LeetCode #49 — Medium

Group Anagrams

Group strings by their anagram equivalence class — using a sorted key and a hash map.

Solve on LeetCode

The Problem

Problem Statement

Given an array of strings strs, group the anagrams together. You can return the answer in any order.

Example 1:

Input: strs = ["eat","tea","tan","ate","nat","bat"]

Output: [["bat"],["nat","tan"],["ate","eat","tea"]]

Explanation:

There is no string in strs that can be rearranged to form "bat".
The strings "nat" and "tan" are anagrams as they can be rearranged to form each other.
The strings "ate", "eat", and "tea" are anagrams as they can be rearranged to form each other.

Example 2:

Input: strs = [""]

Output: [[""]]

Example 3:

Input: strs = ["a"]

Output: [["a"]]

Constraints:

1 <= strs.length <= 10⁴
0 <= strs[i].length <= 100
strs[i] consists of lowercase English letters.

Step 01

Brute Force — Compare Every Pair

The naive approach: for each pair of strings, check if they're anagrams (same character counts). Group matching strings together.

Pairwise Comparison

For n strings, we'd need to compare every pair — that's O(n^2) comparisons, each taking O(k) time to check character counts.

(Data items)
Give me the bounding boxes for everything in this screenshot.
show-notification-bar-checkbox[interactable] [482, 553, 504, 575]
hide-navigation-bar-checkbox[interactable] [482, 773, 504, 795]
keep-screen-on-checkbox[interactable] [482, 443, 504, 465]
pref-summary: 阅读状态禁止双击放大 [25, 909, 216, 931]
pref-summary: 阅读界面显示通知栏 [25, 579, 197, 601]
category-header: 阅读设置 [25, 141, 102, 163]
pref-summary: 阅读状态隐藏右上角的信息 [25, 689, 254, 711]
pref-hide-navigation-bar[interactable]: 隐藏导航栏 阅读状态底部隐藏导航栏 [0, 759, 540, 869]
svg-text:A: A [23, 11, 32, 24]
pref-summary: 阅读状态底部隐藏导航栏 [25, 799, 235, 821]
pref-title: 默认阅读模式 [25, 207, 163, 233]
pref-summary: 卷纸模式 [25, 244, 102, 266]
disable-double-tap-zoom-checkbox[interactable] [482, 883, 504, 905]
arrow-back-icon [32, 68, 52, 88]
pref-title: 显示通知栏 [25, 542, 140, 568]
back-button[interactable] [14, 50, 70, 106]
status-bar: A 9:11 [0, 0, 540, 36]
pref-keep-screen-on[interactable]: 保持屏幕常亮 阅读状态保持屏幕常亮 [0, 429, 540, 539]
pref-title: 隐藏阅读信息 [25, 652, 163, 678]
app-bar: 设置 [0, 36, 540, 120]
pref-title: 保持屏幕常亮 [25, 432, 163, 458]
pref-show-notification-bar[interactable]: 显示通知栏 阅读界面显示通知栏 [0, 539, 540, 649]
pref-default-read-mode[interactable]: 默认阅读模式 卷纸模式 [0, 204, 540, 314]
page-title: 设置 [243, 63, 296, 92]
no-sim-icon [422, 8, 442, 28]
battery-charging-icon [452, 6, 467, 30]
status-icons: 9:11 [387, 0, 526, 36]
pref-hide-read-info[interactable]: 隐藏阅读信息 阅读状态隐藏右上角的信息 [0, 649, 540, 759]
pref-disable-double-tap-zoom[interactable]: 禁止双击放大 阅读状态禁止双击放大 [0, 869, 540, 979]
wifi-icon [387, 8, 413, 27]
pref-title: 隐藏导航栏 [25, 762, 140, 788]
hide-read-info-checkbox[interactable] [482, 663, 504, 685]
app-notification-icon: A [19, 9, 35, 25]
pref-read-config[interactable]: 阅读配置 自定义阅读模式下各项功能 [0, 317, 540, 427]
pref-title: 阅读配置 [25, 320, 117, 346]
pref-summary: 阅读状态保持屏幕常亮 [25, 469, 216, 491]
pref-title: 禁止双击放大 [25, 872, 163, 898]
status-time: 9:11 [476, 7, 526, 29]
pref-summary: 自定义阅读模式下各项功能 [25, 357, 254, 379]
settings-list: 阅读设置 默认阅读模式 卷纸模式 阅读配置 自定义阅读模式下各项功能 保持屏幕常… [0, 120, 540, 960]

Work required ▸
Set down the passage of the Group Anagrams write-up word for word, everything from "Brute Force —" down to "matching strings together.". Work from the text alone, without drawing on the records.

Task solution ▸
Brute Force — Compare Every Pair

The naive approach: for each pair of strings, check if they're anagrams (same character counts). Group matching strings together.